What the exercise asks:
Take the records below and extract, word for word, the lines from the one containing "Transcribe this image's" through the final line, inclusive. Omit pictures.

(Extracted records)
•••••
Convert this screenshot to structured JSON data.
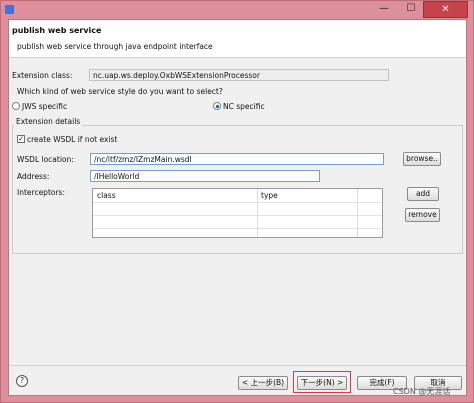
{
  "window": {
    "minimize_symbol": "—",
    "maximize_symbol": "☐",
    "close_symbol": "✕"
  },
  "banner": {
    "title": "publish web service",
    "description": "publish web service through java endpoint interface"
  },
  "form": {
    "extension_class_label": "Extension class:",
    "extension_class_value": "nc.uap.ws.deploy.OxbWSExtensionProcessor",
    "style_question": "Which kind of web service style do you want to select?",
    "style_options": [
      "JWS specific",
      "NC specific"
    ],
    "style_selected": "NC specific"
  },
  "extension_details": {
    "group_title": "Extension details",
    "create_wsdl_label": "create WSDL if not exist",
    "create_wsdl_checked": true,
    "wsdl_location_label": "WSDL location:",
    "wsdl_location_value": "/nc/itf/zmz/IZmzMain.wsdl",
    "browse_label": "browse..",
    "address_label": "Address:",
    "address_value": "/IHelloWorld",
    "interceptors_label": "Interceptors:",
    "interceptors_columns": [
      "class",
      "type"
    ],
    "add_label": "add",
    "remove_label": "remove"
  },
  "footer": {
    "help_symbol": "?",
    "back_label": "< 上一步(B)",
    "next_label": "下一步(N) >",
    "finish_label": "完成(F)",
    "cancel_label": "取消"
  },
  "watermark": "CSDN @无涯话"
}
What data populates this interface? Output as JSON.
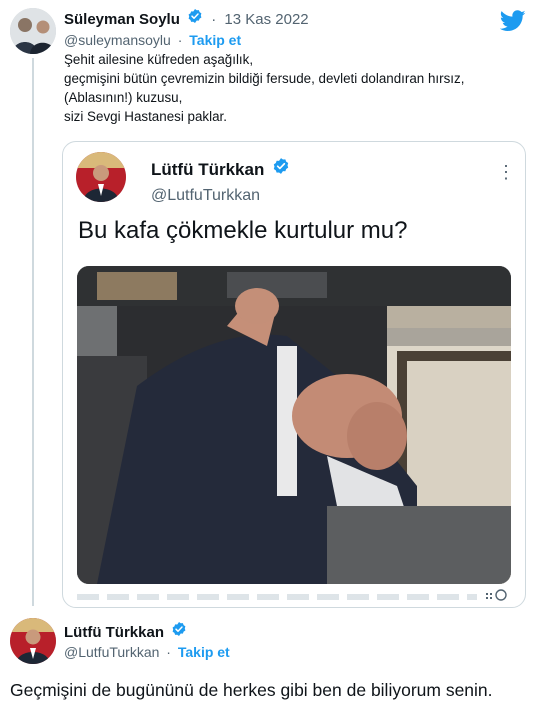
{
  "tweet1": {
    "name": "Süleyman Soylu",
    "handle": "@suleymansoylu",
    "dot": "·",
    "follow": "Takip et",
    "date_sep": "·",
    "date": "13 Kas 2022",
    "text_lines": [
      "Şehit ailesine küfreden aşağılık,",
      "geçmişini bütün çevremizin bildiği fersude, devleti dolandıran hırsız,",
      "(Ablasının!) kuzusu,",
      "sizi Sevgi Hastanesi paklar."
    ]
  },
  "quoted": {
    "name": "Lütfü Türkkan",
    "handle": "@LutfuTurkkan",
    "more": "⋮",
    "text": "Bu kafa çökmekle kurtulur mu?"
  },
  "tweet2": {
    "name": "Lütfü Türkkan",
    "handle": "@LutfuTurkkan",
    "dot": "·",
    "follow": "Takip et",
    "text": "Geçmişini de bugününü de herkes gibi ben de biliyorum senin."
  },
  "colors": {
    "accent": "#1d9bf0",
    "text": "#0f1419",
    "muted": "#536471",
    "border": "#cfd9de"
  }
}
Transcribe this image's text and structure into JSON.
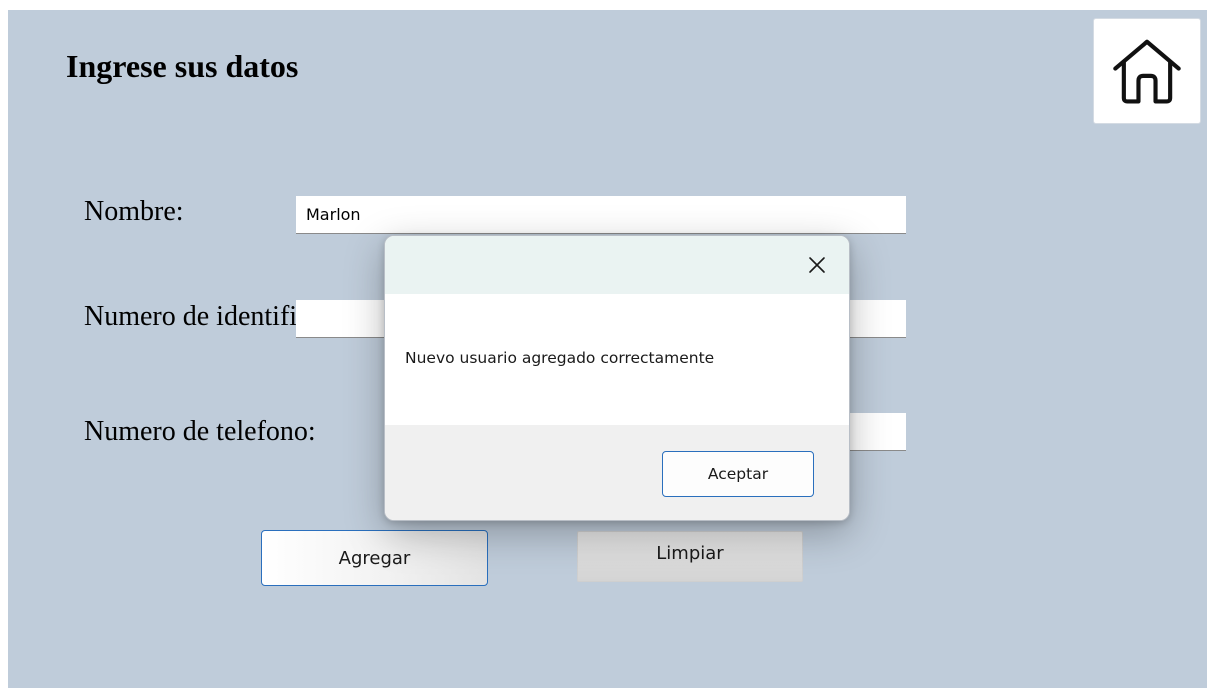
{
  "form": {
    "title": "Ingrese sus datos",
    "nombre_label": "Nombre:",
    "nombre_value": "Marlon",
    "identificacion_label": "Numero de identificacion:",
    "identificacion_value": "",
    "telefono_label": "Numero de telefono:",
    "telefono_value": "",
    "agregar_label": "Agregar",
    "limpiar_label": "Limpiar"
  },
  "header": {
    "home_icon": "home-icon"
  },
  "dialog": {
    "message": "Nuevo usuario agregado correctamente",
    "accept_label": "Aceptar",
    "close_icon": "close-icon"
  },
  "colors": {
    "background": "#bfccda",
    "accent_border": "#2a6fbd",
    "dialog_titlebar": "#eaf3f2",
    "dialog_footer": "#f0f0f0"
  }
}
•••••
Response for this exercise:
Transcribe this image's text and structure into JSON.
{
  "form": {
    "title": "Ingrese sus datos",
    "nombre_label": "Nombre:",
    "nombre_value": "Marlon",
    "identificacion_label": "Numero de identificacion:",
    "identificacion_value": "",
    "telefono_label": "Numero de telefono:",
    "telefono_value": "",
    "agregar_label": "Agregar",
    "limpiar_label": "Limpiar"
  },
  "header": {
    "home_icon": "home-icon"
  },
  "dialog": {
    "message": "Nuevo usuario agregado correctamente",
    "accept_label": "Aceptar",
    "close_icon": "close-icon"
  },
  "colors": {
    "background": "#bfccda",
    "accent_border": "#2a6fbd",
    "dialog_titlebar": "#eaf3f2",
    "dialog_footer": "#f0f0f0"
  }
}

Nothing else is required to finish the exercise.